§ **What you should do**:
Copy each line of the data below with the word "right".

* BEGIN Data supplied *

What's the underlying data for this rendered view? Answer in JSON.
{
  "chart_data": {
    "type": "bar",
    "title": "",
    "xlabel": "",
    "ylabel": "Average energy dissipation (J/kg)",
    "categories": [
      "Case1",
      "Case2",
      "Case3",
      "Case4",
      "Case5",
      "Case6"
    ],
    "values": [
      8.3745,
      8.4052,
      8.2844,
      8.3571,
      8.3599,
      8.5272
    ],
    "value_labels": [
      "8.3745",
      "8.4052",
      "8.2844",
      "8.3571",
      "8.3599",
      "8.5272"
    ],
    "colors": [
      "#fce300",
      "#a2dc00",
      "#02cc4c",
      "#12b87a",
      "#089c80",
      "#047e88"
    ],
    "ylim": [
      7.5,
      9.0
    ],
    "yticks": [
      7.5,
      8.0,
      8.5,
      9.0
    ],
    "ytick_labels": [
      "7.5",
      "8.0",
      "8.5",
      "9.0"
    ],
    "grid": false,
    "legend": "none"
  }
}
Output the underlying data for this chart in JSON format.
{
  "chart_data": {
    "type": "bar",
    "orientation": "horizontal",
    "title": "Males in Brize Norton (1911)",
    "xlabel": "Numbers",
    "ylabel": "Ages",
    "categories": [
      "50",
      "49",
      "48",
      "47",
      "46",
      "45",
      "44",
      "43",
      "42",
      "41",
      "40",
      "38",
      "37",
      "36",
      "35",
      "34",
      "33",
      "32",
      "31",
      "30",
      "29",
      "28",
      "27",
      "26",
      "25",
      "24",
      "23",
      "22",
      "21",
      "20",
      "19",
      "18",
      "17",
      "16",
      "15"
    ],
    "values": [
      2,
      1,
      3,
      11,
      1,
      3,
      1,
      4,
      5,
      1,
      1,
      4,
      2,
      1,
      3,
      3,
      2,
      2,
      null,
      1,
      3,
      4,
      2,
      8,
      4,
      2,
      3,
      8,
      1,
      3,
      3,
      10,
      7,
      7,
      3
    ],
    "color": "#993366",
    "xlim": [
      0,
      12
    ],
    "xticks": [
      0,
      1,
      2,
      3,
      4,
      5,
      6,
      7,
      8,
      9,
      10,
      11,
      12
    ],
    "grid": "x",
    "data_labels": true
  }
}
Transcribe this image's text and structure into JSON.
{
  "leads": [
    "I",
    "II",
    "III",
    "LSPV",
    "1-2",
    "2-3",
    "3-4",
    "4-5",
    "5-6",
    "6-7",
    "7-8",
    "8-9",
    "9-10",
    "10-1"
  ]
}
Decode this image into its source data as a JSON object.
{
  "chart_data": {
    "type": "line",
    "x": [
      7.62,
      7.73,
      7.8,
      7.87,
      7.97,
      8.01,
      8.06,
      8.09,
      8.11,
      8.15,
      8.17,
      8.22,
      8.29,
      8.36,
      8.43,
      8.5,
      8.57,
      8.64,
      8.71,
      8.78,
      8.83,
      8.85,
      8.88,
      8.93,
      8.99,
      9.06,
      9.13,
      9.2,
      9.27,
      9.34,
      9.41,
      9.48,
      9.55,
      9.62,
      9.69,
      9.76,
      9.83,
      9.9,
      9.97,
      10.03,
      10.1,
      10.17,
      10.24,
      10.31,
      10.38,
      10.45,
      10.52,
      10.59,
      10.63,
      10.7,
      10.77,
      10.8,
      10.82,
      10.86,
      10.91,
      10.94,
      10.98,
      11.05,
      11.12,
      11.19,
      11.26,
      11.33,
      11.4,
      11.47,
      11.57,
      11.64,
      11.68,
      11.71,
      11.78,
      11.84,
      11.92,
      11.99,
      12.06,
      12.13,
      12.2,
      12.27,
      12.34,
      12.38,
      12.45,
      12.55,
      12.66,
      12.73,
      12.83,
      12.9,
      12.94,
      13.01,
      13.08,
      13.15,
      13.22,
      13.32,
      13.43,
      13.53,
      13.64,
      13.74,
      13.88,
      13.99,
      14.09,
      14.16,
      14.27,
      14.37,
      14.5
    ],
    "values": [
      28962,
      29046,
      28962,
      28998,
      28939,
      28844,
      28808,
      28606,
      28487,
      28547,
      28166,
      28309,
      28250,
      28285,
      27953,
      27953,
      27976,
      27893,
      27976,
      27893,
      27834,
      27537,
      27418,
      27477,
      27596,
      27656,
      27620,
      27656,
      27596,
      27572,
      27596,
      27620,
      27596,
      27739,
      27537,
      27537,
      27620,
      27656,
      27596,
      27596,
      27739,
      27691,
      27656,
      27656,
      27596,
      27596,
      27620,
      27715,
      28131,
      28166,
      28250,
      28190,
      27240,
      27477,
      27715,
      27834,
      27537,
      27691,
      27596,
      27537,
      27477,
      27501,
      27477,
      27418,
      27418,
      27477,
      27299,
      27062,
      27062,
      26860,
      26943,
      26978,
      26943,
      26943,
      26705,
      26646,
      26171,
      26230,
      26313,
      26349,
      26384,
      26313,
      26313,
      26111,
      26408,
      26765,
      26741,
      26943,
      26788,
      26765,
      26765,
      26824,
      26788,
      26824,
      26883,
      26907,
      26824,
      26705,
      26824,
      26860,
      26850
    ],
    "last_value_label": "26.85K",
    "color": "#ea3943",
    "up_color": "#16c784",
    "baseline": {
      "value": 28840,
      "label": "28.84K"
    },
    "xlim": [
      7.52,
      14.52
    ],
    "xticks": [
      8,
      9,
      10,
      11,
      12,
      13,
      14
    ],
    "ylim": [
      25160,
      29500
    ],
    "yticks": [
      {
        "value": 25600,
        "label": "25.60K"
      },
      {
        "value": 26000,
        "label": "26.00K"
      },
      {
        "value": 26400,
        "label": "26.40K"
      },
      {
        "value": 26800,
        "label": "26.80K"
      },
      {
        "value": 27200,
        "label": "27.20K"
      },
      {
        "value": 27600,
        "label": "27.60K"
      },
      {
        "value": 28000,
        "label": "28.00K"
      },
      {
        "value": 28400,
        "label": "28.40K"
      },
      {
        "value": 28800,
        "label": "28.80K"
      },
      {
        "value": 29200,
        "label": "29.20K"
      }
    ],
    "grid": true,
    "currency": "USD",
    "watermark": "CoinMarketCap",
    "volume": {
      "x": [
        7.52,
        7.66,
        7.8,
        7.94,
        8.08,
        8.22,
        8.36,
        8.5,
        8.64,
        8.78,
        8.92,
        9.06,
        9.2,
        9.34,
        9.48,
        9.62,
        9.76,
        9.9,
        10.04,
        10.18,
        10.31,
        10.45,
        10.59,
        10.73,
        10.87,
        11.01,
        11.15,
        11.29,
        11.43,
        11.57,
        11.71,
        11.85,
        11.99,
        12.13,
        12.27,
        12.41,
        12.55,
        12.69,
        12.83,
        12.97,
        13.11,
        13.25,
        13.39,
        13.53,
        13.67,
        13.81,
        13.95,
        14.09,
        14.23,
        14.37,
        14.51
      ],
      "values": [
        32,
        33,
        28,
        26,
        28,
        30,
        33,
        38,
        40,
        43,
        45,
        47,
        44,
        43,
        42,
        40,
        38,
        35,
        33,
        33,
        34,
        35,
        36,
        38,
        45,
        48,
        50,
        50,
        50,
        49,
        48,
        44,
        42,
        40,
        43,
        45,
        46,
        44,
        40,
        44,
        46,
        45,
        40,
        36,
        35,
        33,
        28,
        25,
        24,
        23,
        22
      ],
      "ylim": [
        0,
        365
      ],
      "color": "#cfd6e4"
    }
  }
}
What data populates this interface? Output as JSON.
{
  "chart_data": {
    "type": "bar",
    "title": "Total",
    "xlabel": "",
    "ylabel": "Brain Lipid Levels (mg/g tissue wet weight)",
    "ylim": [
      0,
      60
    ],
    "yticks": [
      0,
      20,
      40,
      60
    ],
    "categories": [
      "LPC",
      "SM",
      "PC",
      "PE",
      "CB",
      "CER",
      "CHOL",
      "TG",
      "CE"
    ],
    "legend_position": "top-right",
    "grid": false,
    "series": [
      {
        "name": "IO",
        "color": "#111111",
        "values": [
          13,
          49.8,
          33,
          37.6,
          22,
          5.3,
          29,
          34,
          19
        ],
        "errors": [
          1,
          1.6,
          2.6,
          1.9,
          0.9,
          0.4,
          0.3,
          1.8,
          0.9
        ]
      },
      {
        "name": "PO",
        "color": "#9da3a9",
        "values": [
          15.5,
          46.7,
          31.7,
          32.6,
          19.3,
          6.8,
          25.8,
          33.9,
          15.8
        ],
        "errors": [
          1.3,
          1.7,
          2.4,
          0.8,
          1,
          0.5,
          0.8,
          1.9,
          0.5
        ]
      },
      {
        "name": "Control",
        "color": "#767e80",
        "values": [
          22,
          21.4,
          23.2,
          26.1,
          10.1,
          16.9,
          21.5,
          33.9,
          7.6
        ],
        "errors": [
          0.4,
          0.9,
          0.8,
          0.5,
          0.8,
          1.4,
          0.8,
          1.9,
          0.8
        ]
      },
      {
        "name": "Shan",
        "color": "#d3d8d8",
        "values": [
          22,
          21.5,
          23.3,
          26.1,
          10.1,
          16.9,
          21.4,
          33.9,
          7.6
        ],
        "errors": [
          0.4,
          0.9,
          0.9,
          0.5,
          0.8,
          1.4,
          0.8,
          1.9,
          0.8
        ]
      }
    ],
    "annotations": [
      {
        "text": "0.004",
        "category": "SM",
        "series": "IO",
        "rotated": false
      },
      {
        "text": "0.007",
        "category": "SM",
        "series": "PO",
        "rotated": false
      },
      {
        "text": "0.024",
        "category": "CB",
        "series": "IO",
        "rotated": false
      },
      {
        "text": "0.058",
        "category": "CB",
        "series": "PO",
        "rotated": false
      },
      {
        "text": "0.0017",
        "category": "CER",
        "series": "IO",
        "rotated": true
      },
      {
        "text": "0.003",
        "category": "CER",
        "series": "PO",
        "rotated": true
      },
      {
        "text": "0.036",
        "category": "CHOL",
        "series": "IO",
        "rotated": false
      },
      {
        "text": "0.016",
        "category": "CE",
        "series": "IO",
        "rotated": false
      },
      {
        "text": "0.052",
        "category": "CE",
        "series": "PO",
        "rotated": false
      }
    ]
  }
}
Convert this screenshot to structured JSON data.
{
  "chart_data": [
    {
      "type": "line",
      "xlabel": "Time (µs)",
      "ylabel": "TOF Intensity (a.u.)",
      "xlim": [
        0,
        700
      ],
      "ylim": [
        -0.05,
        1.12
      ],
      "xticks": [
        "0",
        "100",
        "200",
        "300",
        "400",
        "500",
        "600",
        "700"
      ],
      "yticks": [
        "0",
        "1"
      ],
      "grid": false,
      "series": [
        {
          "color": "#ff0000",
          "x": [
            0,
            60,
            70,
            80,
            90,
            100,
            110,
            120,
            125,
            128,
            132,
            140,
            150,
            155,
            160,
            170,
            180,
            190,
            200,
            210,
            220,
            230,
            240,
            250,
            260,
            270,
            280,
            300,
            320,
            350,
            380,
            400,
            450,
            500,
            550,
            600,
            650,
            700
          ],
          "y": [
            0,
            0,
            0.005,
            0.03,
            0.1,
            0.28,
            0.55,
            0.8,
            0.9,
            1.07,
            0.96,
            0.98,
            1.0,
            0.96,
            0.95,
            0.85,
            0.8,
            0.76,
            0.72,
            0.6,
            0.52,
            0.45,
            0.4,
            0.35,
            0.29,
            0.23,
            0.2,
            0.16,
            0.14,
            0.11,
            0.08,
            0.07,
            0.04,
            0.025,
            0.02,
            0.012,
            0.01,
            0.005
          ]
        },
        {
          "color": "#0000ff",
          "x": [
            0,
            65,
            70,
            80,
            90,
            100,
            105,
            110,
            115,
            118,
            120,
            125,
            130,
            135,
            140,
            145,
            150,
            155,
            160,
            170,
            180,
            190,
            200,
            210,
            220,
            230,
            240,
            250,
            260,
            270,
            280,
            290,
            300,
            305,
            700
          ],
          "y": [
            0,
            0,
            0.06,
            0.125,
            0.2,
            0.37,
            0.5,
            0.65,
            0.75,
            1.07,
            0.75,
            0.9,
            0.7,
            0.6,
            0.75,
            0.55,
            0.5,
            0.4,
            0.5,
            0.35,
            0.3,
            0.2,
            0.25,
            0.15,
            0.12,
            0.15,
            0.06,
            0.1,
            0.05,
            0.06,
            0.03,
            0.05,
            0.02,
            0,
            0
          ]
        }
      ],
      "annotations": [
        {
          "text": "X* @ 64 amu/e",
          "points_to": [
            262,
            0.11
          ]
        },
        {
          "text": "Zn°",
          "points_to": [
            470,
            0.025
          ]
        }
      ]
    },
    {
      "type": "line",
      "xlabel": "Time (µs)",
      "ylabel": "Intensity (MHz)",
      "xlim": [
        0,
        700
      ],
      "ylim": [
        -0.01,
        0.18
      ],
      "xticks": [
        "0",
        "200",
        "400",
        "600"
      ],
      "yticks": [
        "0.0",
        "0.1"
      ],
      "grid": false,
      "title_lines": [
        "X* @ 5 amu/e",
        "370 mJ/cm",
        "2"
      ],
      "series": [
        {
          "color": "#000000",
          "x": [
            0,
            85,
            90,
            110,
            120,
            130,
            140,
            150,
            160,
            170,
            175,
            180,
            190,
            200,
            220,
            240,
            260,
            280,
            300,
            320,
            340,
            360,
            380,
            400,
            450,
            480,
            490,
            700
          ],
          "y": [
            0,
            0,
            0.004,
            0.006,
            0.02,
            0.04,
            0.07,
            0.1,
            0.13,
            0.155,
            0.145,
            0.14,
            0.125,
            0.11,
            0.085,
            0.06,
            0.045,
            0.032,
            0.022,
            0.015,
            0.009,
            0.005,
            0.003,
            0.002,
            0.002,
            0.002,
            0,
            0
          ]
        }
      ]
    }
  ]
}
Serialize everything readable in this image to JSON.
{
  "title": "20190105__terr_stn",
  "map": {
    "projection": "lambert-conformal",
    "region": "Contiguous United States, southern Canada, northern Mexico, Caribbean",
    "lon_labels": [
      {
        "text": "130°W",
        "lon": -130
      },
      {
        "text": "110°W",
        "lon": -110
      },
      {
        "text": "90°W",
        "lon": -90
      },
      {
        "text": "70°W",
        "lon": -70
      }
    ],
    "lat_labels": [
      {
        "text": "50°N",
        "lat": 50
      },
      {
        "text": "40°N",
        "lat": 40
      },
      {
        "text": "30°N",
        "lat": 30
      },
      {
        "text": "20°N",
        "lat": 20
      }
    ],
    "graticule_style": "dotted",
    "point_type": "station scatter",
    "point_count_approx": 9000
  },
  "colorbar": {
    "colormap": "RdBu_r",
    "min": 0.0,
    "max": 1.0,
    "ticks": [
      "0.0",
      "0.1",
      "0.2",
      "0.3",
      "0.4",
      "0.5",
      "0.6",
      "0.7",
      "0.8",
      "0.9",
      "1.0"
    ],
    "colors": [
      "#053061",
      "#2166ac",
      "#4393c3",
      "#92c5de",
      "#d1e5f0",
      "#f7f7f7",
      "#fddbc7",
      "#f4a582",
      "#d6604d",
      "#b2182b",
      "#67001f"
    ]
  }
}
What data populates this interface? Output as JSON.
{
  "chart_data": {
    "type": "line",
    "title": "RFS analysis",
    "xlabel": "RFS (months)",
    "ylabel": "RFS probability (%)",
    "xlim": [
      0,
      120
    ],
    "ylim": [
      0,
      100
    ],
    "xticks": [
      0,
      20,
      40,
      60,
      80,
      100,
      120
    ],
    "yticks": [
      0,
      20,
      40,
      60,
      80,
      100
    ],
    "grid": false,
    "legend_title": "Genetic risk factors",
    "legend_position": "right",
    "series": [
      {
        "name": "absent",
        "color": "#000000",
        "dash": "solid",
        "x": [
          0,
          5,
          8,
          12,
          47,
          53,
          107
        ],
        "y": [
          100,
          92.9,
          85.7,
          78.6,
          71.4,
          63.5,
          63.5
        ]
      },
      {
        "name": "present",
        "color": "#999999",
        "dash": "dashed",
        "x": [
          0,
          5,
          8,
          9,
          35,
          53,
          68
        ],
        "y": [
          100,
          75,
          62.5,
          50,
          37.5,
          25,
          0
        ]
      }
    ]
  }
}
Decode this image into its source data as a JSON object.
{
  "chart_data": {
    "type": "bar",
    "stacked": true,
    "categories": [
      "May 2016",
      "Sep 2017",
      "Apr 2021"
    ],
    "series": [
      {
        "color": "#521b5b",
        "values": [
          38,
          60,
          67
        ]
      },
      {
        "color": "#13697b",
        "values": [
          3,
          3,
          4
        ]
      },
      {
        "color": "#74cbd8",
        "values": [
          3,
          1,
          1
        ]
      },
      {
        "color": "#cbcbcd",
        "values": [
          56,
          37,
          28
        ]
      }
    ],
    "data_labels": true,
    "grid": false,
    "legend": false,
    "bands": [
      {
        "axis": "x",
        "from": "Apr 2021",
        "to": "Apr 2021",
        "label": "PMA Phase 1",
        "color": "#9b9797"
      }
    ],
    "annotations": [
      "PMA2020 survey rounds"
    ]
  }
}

* END Data supplied *

§ **Answer to the task**:
    "legend_position": "top-right",
    "legend_position": "right",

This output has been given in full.